>> start Input for this task
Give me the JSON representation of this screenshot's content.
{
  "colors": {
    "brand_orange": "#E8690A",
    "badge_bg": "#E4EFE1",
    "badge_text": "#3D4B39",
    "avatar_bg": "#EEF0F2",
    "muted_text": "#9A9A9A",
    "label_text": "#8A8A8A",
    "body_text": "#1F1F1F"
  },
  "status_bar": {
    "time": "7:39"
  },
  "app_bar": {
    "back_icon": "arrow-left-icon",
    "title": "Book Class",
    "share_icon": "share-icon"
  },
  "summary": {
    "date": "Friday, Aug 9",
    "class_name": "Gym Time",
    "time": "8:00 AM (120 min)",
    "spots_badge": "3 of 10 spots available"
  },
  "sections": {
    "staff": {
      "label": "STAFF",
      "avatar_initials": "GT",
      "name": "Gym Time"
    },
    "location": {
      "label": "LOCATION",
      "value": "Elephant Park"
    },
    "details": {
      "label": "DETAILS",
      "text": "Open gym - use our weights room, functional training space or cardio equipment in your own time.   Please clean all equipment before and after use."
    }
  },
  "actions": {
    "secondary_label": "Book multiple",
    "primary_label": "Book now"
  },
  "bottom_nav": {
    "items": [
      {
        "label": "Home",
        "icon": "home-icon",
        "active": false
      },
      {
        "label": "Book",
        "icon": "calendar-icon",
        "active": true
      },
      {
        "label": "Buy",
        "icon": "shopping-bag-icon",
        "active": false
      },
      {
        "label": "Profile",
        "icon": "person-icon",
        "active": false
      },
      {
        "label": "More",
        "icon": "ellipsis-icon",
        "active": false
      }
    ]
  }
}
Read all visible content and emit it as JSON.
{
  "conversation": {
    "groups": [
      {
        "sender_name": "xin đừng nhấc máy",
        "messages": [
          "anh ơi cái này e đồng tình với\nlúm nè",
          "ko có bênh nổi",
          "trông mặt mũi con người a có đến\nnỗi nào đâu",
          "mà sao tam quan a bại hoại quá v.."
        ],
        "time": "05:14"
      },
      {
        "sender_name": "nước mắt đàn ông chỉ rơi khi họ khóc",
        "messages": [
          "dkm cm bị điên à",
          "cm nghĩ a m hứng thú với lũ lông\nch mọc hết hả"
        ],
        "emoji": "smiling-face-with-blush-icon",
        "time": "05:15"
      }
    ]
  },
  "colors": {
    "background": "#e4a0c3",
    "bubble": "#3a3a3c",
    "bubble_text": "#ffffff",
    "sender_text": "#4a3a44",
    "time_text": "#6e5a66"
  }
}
>> end Input for this task
> What is asked
Quote the data above in full, changing nothing.

> Written reply
Give me the JSON representation of this screenshot's content.
{
  "colors": {
    "brand_orange": "#E8690A",
    "badge_bg": "#E4EFE1",
    "badge_text": "#3D4B39",
    "avatar_bg": "#EEF0F2",
    "muted_text": "#9A9A9A",
    "label_text": "#8A8A8A",
    "body_text": "#1F1F1F"
  },
  "status_bar": {
    "time": "7:39"
  },
  "app_bar": {
    "back_icon": "arrow-left-icon",
    "title": "Book Class",
    "share_icon": "share-icon"
  },
  "summary": {
    "date": "Friday, Aug 9",
    "class_name": "Gym Time",
    "time": "8:00 AM (120 min)",
    "spots_badge": "3 of 10 spots available"
  },
  "sections": {
    "staff": {
      "label": "STAFF",
      "avatar_initials": "GT",
      "name": "Gym Time"
    },
    "location": {
      "label": "LOCATION",
      "value": "Elephant Park"
    },
    "details": {
      "label": "DETAILS",
      "text": "Open gym - use our weights room, functional training space or cardio equipment in your own time.   Please clean all equipment before and after use."
    }
  },
  "actions": {
    "secondary_label": "Book multiple",
    "primary_label": "Book now"
  },
  "bottom_nav": {
    "items": [
      {
        "label": "Home",
        "icon": "home-icon",
        "active": false
      },
      {
        "label": "Book",
        "icon": "calendar-icon",
        "active": true
      },
      {
        "label": "Buy",
        "icon": "shopping-bag-icon",
        "active": false
      },
      {
        "label": "Profile",
        "icon": "person-icon",
        "active": false
      },
      {
        "label": "More",
        "icon": "ellipsis-icon",
        "active": false
      }
    ]
  }
}
Read all visible content and emit it as JSON.
{
  "conversation": {
    "groups": [
      {
        "sender_name": "xin đừng nhấc máy",
        "messages": [
          "anh ơi cái này e đồng tình với\nlúm nè",
          "ko có bênh nổi",
          "trông mặt mũi con người a có đến\nnỗi nào đâu",
          "mà sao tam quan a bại hoại quá v.."
        ],
        "time": "05:14"
      },
      {
        "sender_name": "nước mắt đàn ông chỉ rơi khi họ khóc",
        "messages": [
          "dkm cm bị điên à",
          "cm nghĩ a m hứng thú với lũ lông\nch mọc hết hả"
        ],
        "emoji": "smiling-face-with-blush-icon",
        "time": "05:15"
      }
    ]
  },
  "colors": {
    "background": "#e4a0c3",
    "bubble": "#3a3a3c",
    "bubble_text": "#ffffff",
    "sender_text": "#4a3a44",
    "time_text": "#6e5a66"
  }
}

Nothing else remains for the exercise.